(Exercise material)
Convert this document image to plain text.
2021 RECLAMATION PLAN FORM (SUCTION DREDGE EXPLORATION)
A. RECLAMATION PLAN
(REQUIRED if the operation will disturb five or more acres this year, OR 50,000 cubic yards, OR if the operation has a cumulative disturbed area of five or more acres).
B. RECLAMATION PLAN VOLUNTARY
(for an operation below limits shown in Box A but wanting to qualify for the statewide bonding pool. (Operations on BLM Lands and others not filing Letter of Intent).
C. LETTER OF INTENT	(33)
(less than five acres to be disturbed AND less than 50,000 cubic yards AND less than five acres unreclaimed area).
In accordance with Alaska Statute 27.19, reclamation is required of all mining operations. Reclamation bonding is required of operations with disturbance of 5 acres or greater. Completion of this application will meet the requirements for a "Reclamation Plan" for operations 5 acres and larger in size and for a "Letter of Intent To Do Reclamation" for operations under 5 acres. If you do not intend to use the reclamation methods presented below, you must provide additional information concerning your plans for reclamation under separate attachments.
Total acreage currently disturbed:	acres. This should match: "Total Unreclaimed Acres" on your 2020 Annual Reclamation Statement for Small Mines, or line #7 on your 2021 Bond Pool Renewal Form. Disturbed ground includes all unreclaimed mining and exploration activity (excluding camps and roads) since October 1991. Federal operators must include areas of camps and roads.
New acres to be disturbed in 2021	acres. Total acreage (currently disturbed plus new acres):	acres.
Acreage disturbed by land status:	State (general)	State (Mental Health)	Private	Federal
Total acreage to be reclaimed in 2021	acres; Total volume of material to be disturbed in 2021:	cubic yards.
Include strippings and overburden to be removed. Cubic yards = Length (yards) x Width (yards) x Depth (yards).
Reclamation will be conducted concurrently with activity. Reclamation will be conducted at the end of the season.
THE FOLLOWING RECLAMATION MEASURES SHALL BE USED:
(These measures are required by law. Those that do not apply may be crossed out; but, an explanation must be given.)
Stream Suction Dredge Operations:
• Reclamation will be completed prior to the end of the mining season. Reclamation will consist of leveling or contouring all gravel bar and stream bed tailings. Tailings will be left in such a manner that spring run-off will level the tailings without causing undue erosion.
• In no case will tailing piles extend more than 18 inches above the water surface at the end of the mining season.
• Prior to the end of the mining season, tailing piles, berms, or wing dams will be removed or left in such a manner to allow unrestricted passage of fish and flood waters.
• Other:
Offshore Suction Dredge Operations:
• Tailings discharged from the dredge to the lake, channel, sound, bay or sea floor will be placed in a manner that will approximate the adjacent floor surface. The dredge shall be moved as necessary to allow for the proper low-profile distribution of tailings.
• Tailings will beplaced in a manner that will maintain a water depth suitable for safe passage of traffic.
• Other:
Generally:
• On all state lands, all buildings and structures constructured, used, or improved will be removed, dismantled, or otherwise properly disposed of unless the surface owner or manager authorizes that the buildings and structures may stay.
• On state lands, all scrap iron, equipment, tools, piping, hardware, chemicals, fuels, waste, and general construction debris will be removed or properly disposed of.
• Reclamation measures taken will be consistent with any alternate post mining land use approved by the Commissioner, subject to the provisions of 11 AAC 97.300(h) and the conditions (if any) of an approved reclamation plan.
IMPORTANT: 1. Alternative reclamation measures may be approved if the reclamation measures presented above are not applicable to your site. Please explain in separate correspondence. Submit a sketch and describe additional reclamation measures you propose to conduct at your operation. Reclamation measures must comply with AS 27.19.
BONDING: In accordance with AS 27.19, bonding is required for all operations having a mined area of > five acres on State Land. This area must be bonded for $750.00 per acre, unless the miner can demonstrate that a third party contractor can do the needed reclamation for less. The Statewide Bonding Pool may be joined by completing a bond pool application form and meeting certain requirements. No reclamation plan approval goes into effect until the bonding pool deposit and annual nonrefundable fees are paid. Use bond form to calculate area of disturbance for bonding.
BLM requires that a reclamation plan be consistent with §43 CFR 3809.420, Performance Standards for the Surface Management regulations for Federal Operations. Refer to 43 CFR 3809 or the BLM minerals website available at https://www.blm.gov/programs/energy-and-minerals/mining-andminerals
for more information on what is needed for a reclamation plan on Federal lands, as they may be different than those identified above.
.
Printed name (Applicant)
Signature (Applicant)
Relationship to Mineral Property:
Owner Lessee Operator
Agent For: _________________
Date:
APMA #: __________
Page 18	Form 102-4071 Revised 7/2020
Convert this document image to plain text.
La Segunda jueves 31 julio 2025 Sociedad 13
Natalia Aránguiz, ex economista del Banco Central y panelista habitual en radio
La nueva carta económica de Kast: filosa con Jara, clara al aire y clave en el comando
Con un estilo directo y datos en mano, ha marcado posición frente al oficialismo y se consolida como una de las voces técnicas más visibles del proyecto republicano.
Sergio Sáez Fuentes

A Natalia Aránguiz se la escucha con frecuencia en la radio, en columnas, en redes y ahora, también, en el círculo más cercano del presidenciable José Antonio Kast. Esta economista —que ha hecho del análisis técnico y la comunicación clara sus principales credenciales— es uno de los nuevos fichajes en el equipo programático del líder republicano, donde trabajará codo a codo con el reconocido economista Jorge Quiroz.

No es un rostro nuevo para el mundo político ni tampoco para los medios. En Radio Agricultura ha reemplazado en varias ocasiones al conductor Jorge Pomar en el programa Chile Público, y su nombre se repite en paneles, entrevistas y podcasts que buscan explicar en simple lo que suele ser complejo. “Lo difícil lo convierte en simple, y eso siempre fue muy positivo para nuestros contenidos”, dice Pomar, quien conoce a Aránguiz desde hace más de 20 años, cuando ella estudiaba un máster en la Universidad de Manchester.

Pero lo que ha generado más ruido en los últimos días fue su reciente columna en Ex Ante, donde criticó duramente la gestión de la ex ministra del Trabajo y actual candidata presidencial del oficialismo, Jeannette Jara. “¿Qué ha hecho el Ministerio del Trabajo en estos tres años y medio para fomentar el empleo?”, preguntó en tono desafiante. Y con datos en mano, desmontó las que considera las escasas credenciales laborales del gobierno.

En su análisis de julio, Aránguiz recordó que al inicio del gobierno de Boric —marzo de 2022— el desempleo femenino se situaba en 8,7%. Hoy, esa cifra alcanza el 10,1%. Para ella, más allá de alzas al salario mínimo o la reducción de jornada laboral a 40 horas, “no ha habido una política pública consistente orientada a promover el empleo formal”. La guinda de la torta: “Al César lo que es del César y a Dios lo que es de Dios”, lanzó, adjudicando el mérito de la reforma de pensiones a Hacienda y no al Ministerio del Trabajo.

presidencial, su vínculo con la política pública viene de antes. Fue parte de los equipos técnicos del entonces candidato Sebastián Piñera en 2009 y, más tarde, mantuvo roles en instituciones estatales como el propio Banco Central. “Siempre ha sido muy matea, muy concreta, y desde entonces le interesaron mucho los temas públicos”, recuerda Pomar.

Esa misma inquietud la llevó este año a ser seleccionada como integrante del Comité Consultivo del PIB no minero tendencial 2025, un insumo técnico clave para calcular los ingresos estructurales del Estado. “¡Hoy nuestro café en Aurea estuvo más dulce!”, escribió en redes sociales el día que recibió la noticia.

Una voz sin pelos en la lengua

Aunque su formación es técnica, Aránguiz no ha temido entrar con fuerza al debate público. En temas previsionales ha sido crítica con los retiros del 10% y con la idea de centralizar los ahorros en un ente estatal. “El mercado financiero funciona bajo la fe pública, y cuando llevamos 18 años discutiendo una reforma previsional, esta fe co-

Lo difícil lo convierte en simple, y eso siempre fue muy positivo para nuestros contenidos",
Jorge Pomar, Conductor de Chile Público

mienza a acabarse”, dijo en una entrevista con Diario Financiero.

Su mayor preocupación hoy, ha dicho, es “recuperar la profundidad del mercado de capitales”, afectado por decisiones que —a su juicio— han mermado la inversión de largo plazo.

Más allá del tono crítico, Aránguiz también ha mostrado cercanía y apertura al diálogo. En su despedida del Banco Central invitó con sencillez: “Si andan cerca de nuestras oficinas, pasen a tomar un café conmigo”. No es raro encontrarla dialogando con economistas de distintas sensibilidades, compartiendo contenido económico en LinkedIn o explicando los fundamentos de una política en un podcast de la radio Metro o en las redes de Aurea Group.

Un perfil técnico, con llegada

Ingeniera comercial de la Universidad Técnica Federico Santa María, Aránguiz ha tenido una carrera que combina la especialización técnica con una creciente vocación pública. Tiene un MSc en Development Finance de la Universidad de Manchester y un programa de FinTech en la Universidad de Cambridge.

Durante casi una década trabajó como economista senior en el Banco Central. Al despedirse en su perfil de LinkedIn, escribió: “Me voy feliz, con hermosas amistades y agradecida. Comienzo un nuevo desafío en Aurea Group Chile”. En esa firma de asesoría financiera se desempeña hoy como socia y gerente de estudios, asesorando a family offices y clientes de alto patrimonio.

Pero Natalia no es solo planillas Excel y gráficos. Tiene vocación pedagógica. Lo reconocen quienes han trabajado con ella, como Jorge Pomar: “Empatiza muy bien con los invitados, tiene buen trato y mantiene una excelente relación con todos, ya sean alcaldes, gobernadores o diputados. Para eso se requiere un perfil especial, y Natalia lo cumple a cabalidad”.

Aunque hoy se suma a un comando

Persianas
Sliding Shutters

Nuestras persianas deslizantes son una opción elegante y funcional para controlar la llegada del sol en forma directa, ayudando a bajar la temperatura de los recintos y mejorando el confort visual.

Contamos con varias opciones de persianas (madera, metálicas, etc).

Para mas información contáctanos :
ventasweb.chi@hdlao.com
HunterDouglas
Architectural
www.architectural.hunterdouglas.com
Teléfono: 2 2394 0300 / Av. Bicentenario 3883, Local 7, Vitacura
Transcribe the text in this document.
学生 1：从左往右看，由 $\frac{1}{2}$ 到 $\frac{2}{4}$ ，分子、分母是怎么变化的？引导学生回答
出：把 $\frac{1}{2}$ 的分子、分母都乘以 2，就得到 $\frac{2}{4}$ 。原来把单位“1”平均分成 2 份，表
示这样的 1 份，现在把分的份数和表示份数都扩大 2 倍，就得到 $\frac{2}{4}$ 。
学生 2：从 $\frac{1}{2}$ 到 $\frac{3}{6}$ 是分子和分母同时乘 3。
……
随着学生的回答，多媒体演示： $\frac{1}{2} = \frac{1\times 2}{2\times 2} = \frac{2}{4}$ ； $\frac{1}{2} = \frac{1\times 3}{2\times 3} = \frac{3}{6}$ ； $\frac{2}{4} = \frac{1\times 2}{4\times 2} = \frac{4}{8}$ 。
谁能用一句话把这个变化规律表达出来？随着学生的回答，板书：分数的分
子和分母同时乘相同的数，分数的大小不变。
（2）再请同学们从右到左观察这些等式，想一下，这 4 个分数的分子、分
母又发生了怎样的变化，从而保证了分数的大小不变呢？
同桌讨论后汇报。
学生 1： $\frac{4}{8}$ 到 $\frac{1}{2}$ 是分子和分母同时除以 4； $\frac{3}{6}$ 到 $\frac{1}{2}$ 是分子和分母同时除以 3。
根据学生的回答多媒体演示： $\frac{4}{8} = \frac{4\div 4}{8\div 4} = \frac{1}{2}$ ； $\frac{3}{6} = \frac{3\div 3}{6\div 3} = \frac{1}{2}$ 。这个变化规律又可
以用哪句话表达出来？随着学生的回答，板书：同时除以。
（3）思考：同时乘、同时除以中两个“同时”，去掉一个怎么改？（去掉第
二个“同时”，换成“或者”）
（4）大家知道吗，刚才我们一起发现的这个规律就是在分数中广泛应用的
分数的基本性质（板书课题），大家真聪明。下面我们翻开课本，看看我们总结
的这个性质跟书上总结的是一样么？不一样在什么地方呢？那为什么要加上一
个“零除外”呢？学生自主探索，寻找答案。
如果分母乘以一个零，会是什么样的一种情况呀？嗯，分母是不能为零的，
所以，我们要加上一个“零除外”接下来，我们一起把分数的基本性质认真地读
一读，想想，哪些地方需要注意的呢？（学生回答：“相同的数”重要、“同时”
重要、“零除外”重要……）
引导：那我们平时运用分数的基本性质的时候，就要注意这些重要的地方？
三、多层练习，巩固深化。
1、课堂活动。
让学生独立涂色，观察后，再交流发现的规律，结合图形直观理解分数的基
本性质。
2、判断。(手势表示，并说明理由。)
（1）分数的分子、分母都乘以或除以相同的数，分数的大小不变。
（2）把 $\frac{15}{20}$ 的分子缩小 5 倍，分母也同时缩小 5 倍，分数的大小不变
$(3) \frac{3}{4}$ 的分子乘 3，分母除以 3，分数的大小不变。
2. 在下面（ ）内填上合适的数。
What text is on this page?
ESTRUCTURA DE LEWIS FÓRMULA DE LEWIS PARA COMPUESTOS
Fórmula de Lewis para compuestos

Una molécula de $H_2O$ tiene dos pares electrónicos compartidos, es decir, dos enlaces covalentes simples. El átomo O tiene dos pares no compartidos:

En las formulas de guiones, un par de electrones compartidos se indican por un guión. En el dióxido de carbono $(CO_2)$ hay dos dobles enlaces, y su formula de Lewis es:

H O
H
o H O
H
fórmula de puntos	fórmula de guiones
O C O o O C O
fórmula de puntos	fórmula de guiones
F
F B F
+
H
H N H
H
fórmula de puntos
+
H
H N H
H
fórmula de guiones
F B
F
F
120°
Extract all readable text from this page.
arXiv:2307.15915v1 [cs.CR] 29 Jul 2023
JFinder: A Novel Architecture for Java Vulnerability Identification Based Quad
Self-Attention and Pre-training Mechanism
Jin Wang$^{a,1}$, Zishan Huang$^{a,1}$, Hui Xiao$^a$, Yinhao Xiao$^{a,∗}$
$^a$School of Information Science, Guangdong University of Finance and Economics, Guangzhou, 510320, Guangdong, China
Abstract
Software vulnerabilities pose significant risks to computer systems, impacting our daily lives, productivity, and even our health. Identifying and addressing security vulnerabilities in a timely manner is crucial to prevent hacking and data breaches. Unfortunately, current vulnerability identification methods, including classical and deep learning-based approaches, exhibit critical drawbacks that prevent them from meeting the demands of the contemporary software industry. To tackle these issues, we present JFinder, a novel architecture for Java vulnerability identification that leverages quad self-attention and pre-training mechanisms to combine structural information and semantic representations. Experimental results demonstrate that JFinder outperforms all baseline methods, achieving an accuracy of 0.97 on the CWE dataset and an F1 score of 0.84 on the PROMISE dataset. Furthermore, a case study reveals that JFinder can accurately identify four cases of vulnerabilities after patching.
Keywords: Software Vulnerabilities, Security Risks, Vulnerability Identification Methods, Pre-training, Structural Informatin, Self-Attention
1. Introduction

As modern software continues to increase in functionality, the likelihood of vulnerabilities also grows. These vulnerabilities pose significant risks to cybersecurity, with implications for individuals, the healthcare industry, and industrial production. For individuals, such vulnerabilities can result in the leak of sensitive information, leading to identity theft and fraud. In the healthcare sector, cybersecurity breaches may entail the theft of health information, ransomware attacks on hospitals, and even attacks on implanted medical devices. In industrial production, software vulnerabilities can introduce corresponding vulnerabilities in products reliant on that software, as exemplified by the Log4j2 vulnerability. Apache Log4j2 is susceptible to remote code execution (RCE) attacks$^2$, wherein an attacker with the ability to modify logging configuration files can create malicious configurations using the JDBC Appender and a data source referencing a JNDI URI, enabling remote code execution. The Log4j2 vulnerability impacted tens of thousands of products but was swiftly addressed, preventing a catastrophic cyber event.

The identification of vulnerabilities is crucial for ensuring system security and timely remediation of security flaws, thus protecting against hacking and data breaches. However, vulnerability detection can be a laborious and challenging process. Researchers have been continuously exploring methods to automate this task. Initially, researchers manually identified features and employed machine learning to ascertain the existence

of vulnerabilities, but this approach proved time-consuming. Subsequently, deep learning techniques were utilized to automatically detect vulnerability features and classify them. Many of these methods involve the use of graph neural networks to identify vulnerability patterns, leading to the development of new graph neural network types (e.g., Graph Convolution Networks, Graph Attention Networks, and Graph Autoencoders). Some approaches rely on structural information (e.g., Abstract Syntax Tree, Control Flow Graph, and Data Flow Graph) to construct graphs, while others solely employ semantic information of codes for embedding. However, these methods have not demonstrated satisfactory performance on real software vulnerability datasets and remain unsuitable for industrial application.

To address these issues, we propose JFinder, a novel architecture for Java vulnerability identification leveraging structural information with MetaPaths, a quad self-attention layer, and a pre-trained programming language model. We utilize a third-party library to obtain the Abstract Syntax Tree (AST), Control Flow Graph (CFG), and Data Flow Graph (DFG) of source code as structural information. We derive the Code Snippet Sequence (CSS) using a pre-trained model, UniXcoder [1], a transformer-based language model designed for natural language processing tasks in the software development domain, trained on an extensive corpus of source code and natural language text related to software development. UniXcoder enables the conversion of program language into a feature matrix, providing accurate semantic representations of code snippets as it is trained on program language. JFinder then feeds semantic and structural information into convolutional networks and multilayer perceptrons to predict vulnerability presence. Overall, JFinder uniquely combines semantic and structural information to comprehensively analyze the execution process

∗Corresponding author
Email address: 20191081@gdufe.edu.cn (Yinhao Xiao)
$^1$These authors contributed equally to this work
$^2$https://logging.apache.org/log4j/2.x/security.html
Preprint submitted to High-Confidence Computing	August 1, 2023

(What to produce)
Across the entries, how many lines contain "随着学生的回答"? Reply with the number only.

(Output)
3